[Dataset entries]
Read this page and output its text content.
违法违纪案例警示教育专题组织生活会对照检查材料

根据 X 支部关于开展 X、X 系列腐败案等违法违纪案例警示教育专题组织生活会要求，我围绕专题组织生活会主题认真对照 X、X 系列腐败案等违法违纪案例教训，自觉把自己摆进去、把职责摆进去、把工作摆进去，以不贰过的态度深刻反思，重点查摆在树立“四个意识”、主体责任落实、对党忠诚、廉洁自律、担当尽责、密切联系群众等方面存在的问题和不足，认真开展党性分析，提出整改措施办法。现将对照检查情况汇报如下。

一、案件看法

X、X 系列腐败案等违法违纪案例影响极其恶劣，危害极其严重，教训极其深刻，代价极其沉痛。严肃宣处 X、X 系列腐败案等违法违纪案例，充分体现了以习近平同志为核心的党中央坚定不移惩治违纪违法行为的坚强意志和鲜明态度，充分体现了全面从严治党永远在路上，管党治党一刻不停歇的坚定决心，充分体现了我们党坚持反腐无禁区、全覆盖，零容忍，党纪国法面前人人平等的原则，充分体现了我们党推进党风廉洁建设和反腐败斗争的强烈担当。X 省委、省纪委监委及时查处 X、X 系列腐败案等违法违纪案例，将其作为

◆ **Short exercise**: Return what is listed above, exactly and completely.

◆ **Answer**:
Read this page and output its text content.
违法违纪案例警示教育专题组织生活会对照检查材料

根据 X 支部关于开展 X、X 系列腐败案等违法违纪案例警示教育专题组织生活会要求，我围绕专题组织生活会主题认真对照 X、X 系列腐败案等违法违纪案例教训，自觉把自己摆进去、把职责摆进去、把工作摆进去，以不贰过的态度深刻反思，重点查摆在树立“四个意识”、主体责任落实、对党忠诚、廉洁自律、担当尽责、密切联系群众等方面存在的问题和不足，认真开展党性分析，提出整改措施办法。现将对照检查情况汇报如下。

一、案件看法

X、X 系列腐败案等违法违纪案例影响极其恶劣，危害极其严重，教训极其深刻，代价极其沉痛。严肃宣处 X、X 系列腐败案等违法违纪案例，充分体现了以习近平同志为核心的党中央坚定不移惩治违纪违法行为的坚强意志和鲜明态度，充分体现了全面从严治党永远在路上，管党治党一刻不停歇的坚定决心，充分体现了我们党坚持反腐无禁区、全覆盖，零容忍，党纪国法面前人人平等的原则，充分体现了我们党推进党风廉洁建设和反腐败斗争的强烈担当。X 省委、省纪委监委及时查处 X、X 系列腐败案等违法违纪案例，将其作为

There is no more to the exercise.